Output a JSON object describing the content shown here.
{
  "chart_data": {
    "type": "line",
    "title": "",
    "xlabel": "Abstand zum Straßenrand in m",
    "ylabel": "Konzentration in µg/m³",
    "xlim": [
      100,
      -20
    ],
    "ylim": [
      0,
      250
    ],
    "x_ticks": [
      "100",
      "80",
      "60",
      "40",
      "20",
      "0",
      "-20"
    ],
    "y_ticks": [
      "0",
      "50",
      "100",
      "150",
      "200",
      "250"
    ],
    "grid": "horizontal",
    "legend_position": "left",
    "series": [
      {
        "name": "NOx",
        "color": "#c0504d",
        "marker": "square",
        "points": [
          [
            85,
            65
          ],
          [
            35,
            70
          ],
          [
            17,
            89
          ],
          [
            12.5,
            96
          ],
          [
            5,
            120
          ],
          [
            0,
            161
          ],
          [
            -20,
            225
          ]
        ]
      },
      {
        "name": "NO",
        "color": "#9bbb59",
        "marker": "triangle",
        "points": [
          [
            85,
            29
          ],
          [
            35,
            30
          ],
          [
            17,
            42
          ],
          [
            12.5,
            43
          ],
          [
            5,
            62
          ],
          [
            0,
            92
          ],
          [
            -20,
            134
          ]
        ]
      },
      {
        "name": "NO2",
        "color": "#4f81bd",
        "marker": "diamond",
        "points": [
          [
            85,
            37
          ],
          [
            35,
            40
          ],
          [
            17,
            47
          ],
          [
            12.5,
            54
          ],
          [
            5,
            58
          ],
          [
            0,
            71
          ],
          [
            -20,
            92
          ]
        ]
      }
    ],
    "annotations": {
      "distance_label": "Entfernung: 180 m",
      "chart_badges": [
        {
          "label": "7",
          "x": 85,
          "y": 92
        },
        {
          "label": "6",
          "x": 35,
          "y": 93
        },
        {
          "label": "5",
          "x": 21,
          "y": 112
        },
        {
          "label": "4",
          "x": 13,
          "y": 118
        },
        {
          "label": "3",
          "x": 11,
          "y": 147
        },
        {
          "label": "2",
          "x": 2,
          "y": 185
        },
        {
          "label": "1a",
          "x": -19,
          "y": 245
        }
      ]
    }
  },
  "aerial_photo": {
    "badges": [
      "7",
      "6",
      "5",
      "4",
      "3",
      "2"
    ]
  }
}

----------------------------------------

__Work required__:
Count the lines in the records above that hold the word "marker", and give only that number.

__Result__:
3